WHAT TO PRODUCE => Reproduce every entry word for word. Drop all pictures from the copy.

Saved entries:
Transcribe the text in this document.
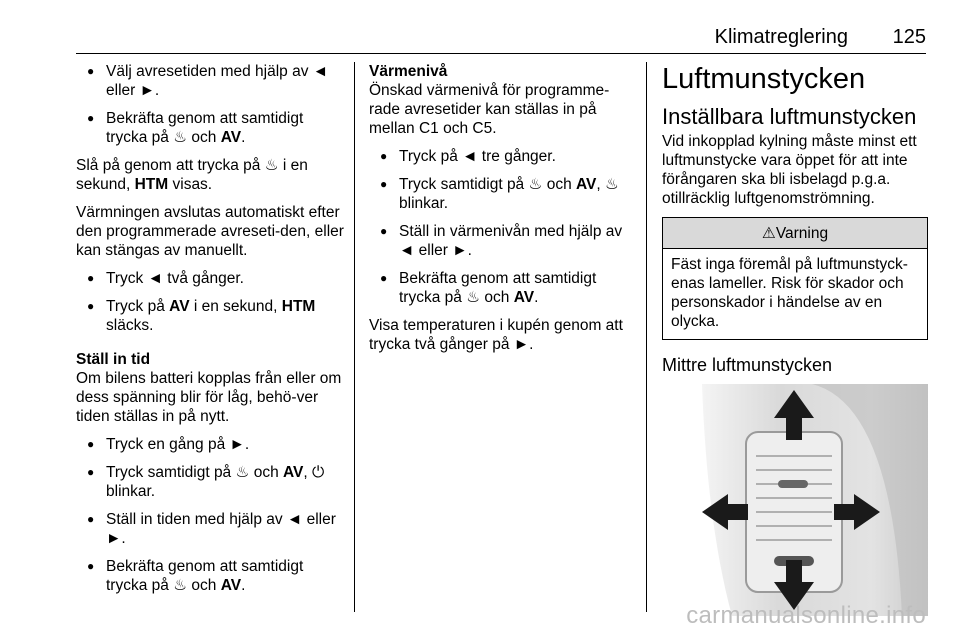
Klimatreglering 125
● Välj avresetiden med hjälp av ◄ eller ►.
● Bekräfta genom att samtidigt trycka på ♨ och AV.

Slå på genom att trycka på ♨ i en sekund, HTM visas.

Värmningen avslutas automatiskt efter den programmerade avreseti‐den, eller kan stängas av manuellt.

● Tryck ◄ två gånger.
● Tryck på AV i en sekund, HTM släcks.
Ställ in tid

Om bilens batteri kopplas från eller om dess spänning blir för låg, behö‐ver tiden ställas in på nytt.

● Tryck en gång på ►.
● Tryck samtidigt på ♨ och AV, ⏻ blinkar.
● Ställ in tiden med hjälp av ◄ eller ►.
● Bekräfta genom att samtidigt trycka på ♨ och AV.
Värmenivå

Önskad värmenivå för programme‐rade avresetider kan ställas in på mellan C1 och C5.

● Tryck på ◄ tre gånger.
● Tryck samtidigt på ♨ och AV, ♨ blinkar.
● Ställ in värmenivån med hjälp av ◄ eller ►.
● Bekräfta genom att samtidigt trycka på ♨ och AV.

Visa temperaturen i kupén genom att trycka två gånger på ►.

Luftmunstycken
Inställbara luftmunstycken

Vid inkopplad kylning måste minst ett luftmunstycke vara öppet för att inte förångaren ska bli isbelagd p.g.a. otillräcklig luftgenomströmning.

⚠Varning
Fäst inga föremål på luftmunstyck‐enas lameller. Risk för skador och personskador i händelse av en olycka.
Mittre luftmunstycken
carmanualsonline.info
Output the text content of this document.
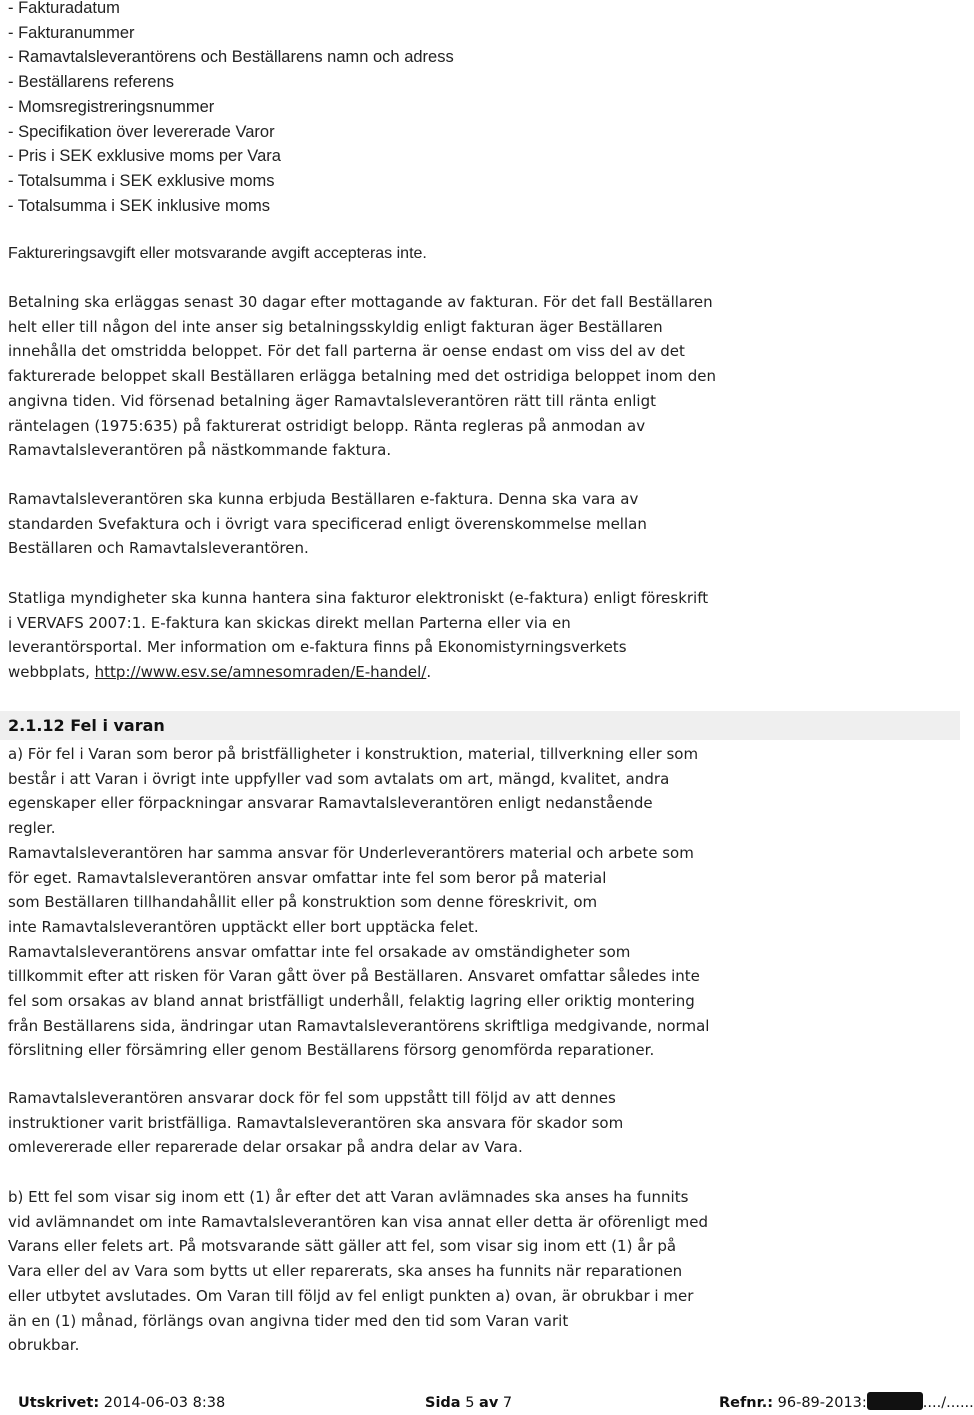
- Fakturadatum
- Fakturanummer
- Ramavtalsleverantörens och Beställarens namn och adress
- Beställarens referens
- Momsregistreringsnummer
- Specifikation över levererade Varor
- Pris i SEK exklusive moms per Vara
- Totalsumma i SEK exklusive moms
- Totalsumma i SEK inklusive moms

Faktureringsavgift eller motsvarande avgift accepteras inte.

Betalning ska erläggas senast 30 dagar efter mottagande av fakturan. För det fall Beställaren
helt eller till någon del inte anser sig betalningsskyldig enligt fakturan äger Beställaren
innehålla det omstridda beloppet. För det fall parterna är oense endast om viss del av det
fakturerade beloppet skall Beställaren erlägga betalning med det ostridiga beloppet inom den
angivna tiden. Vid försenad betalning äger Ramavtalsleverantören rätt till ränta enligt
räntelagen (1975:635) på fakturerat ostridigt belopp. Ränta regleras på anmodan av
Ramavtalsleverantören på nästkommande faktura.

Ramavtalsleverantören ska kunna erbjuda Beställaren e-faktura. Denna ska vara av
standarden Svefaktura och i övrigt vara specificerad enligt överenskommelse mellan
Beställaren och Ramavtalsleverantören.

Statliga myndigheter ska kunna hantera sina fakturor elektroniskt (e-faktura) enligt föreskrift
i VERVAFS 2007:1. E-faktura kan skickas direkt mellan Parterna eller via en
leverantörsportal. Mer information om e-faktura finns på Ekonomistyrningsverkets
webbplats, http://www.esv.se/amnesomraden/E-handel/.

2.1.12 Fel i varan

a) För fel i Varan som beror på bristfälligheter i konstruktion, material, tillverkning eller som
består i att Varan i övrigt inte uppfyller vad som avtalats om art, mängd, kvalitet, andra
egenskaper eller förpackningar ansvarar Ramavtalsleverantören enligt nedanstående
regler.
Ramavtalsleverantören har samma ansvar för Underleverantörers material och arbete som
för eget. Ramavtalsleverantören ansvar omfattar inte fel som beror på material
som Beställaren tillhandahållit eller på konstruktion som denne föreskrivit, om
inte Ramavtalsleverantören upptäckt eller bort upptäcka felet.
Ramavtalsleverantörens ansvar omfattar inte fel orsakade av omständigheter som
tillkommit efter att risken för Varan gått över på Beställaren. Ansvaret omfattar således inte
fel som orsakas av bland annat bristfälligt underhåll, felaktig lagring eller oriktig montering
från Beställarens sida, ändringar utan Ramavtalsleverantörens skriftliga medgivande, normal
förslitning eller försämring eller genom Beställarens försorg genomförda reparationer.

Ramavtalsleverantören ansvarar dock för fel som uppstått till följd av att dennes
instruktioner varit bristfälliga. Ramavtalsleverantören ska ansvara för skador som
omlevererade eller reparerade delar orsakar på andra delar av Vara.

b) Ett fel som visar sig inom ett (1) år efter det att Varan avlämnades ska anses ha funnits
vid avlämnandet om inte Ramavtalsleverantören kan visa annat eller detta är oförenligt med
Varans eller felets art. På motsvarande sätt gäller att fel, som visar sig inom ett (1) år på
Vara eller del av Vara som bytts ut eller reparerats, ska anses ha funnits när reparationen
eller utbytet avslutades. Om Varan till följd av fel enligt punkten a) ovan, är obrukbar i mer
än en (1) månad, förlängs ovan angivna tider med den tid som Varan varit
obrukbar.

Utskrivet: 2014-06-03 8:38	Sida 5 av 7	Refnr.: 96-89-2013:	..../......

EXPECTED ANSWER =>
Transcribe the text in this document.
Klimatreglering 125
● Välj avresetiden med hjälp av ◄ eller ►.
● Bekräfta genom att samtidigt trycka på ♨ och AV.

Slå på genom att trycka på ♨ i en sekund, HTM visas.

Värmningen avslutas automatiskt efter den programmerade avreseti‐den, eller kan stängas av manuellt.

● Tryck ◄ två gånger.
● Tryck på AV i en sekund, HTM släcks.
Ställ in tid

Om bilens batteri kopplas från eller om dess spänning blir för låg, behö‐ver tiden ställas in på nytt.

● Tryck en gång på ►.
● Tryck samtidigt på ♨ och AV, ⏻ blinkar.
● Ställ in tiden med hjälp av ◄ eller ►.
● Bekräfta genom att samtidigt trycka på ♨ och AV.
Värmenivå

Önskad värmenivå för programme‐rade avresetider kan ställas in på mellan C1 och C5.

● Tryck på ◄ tre gånger.
● Tryck samtidigt på ♨ och AV, ♨ blinkar.
● Ställ in värmenivån med hjälp av ◄ eller ►.
● Bekräfta genom att samtidigt trycka på ♨ och AV.

Visa temperaturen i kupén genom att trycka två gånger på ►.

Luftmunstycken
Inställbara luftmunstycken

Vid inkopplad kylning måste minst ett luftmunstycke vara öppet för att inte förångaren ska bli isbelagd p.g.a. otillräcklig luftgenomströmning.

⚠Varning
Fäst inga föremål på luftmunstyck‐enas lameller. Risk för skador och personskador i händelse av en olycka.
Mittre luftmunstycken
carmanualsonline.info
Output the text content of this document.
- Fakturadatum
- Fakturanummer
- Ramavtalsleverantörens och Beställarens namn och adress
- Beställarens referens
- Momsregistreringsnummer
- Specifikation över levererade Varor
- Pris i SEK exklusive moms per Vara
- Totalsumma i SEK exklusive moms
- Totalsumma i SEK inklusive moms

Faktureringsavgift eller motsvarande avgift accepteras inte.

Betalning ska erläggas senast 30 dagar efter mottagande av fakturan. För det fall Beställaren
helt eller till någon del inte anser sig betalningsskyldig enligt fakturan äger Beställaren
innehålla det omstridda beloppet. För det fall parterna är oense endast om viss del av det
fakturerade beloppet skall Beställaren erlägga betalning med det ostridiga beloppet inom den
angivna tiden. Vid försenad betalning äger Ramavtalsleverantören rätt till ränta enligt
räntelagen (1975:635) på fakturerat ostridigt belopp. Ränta regleras på anmodan av
Ramavtalsleverantören på nästkommande faktura.

Ramavtalsleverantören ska kunna erbjuda Beställaren e-faktura. Denna ska vara av
standarden Svefaktura och i övrigt vara specificerad enligt överenskommelse mellan
Beställaren och Ramavtalsleverantören.

Statliga myndigheter ska kunna hantera sina fakturor elektroniskt (e-faktura) enligt föreskrift
i VERVAFS 2007:1. E-faktura kan skickas direkt mellan Parterna eller via en
leverantörsportal. Mer information om e-faktura finns på Ekonomistyrningsverkets
webbplats, http://www.esv.se/amnesomraden/E-handel/.

2.1.12 Fel i varan

a) För fel i Varan som beror på bristfälligheter i konstruktion, material, tillverkning eller som
består i att Varan i övrigt inte uppfyller vad som avtalats om art, mängd, kvalitet, andra
egenskaper eller förpackningar ansvarar Ramavtalsleverantören enligt nedanstående
regler.
Ramavtalsleverantören har samma ansvar för Underleverantörers material och arbete som
för eget. Ramavtalsleverantören ansvar omfattar inte fel som beror på material
som Beställaren tillhandahållit eller på konstruktion som denne föreskrivit, om
inte Ramavtalsleverantören upptäckt eller bort upptäcka felet.
Ramavtalsleverantörens ansvar omfattar inte fel orsakade av omständigheter som
tillkommit efter att risken för Varan gått över på Beställaren. Ansvaret omfattar således inte
fel som orsakas av bland annat bristfälligt underhåll, felaktig lagring eller oriktig montering
från Beställarens sida, ändringar utan Ramavtalsleverantörens skriftliga medgivande, normal
förslitning eller försämring eller genom Beställarens försorg genomförda reparationer.

Ramavtalsleverantören ansvarar dock för fel som uppstått till följd av att dennes
instruktioner varit bristfälliga. Ramavtalsleverantören ska ansvara för skador som
omlevererade eller reparerade delar orsakar på andra delar av Vara.

b) Ett fel som visar sig inom ett (1) år efter det att Varan avlämnades ska anses ha funnits
vid avlämnandet om inte Ramavtalsleverantören kan visa annat eller detta är oförenligt med
Varans eller felets art. På motsvarande sätt gäller att fel, som visar sig inom ett (1) år på
Vara eller del av Vara som bytts ut eller reparerats, ska anses ha funnits när reparationen
eller utbytet avslutades. Om Varan till följd av fel enligt punkten a) ovan, är obrukbar i mer
än en (1) månad, förlängs ovan angivna tider med den tid som Varan varit
obrukbar.

Utskrivet: 2014-06-03 8:38	Sida 5 av 7	Refnr.: 96-89-2013:	..../......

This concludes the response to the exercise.